RECORDED INFORMATION »
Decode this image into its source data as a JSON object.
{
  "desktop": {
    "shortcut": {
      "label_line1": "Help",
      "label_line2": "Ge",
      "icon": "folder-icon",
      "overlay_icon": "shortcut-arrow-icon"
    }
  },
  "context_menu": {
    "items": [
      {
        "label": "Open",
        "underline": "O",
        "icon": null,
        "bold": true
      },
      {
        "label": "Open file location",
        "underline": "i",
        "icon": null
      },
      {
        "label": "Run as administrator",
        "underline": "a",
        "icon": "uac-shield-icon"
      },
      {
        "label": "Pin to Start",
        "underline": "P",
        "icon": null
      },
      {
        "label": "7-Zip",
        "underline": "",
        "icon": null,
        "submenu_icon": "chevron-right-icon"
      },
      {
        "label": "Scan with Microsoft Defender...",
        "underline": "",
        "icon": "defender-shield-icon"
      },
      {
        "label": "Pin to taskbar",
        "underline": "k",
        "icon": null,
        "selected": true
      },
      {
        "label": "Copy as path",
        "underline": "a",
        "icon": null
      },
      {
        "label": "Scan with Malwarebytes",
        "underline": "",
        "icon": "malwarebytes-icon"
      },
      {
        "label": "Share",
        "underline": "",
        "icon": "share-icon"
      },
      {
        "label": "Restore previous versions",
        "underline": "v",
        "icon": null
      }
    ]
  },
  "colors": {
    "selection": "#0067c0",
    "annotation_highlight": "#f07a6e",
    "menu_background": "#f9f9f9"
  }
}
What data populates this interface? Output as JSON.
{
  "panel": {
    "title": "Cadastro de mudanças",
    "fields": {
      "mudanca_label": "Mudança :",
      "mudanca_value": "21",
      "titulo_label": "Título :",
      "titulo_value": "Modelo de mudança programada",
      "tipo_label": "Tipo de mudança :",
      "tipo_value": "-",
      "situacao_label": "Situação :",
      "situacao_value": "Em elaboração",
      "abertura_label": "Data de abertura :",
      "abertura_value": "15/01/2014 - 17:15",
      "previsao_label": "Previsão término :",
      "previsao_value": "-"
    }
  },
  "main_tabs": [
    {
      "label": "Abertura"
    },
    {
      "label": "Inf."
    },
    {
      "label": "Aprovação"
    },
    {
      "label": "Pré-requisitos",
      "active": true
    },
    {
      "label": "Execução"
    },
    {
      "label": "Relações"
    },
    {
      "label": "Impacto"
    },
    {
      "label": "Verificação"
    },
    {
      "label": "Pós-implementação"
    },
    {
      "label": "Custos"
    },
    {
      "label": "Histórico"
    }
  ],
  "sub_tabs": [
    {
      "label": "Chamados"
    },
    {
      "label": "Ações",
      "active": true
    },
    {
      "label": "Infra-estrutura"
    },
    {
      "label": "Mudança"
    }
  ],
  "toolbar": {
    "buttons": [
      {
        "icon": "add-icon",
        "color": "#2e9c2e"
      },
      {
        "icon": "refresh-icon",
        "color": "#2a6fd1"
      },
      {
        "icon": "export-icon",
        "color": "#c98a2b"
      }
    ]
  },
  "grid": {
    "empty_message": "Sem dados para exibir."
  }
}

WRITTEN EXERCISE » Gather each line in these records that contains the string "shield".

EXPECTED ANSWER »
        "icon": "uac-shield-icon"
        "icon": "defender-shield-icon"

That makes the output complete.